Data lines -
==================================================
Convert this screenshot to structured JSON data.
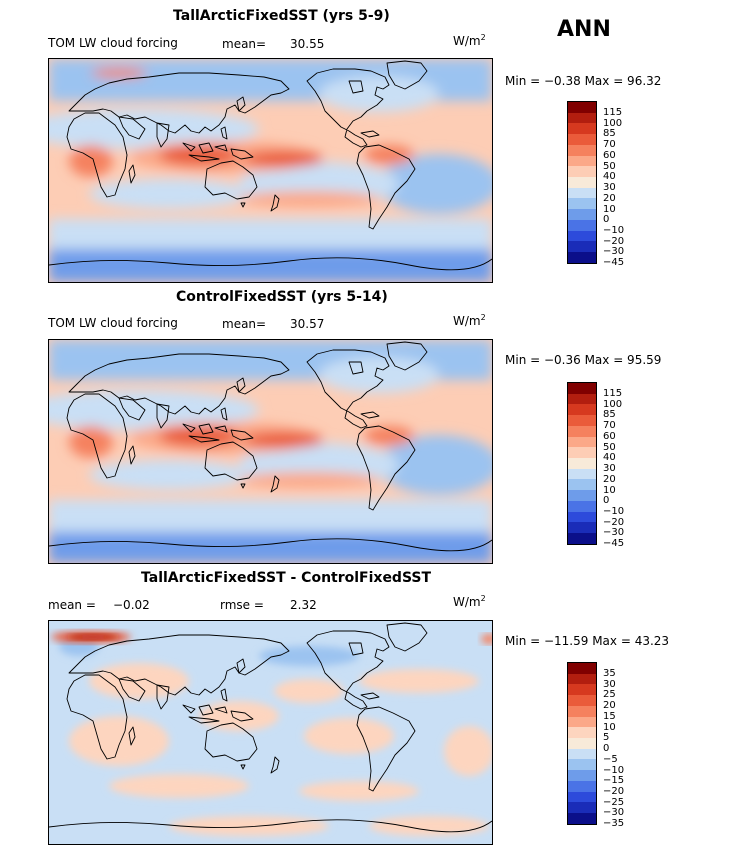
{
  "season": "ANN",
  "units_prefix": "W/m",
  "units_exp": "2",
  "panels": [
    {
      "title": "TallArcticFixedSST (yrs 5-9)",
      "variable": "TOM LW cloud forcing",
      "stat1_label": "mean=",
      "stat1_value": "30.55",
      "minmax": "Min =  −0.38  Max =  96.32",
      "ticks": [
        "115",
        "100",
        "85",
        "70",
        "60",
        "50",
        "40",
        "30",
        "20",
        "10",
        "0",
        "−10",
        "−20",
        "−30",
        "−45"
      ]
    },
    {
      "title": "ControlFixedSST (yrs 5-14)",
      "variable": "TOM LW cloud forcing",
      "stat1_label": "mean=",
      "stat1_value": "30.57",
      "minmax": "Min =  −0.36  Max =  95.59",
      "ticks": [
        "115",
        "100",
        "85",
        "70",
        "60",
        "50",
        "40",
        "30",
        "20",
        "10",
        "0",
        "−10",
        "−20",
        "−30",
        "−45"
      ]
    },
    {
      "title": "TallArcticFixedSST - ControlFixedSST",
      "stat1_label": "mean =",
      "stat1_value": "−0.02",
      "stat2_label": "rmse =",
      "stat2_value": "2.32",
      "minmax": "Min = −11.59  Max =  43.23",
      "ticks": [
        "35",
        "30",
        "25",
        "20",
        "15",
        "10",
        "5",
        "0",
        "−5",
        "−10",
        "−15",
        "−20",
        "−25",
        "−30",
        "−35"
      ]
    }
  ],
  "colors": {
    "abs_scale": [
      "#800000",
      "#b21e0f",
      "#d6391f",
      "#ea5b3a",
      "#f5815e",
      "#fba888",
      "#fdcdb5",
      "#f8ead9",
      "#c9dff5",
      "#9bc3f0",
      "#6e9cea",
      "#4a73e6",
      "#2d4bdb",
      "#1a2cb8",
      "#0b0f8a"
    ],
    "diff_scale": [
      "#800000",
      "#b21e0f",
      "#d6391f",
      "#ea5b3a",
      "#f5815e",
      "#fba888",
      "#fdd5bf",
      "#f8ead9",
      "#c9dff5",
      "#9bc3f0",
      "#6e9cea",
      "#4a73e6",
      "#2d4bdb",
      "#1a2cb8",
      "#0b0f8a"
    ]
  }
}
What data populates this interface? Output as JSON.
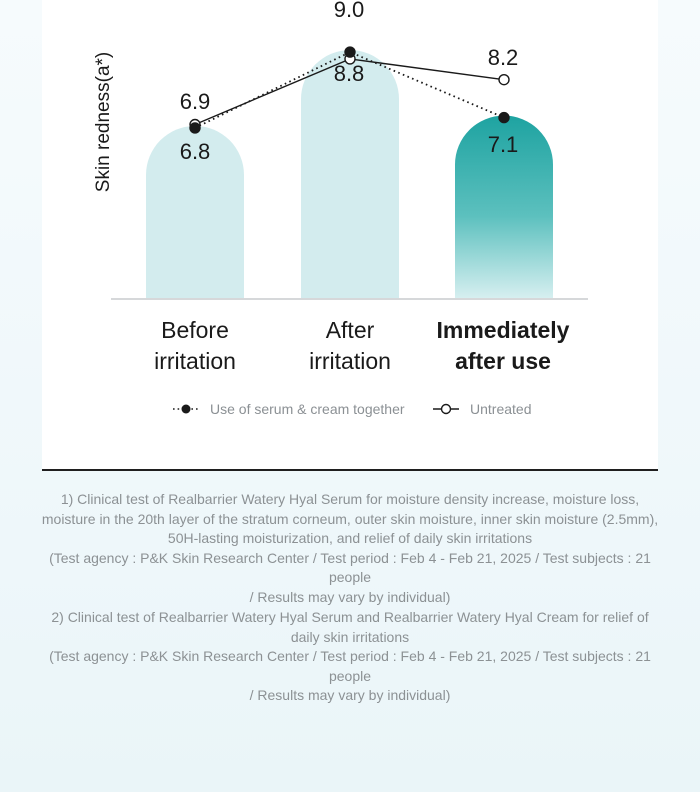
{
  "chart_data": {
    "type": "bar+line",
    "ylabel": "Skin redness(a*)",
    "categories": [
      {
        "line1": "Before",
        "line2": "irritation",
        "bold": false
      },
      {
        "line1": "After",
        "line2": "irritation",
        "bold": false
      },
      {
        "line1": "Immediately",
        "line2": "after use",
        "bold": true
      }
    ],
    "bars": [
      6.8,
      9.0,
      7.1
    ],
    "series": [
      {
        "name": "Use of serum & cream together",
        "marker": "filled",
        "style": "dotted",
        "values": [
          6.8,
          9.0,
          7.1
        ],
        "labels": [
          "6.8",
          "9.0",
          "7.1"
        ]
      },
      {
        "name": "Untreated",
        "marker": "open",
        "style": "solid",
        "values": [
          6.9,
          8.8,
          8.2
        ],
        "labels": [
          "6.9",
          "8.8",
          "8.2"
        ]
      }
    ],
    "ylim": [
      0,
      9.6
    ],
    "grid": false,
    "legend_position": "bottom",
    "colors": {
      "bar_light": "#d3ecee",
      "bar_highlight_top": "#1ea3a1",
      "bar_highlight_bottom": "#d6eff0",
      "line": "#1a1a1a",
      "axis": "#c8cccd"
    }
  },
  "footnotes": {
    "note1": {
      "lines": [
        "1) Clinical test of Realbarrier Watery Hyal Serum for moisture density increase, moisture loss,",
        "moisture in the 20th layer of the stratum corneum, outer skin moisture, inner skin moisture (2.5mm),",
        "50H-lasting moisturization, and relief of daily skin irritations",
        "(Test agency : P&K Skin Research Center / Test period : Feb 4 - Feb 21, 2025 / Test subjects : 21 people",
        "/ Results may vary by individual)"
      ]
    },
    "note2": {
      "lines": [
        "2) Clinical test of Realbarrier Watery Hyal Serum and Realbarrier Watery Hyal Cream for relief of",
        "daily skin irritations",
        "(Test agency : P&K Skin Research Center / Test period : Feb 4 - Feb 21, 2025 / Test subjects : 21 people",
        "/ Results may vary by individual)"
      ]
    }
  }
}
==================================================
Set task -
Tell how many lines above contain the word "TallArcticFixedSST". Give the number alone.

Response to the exercise -
2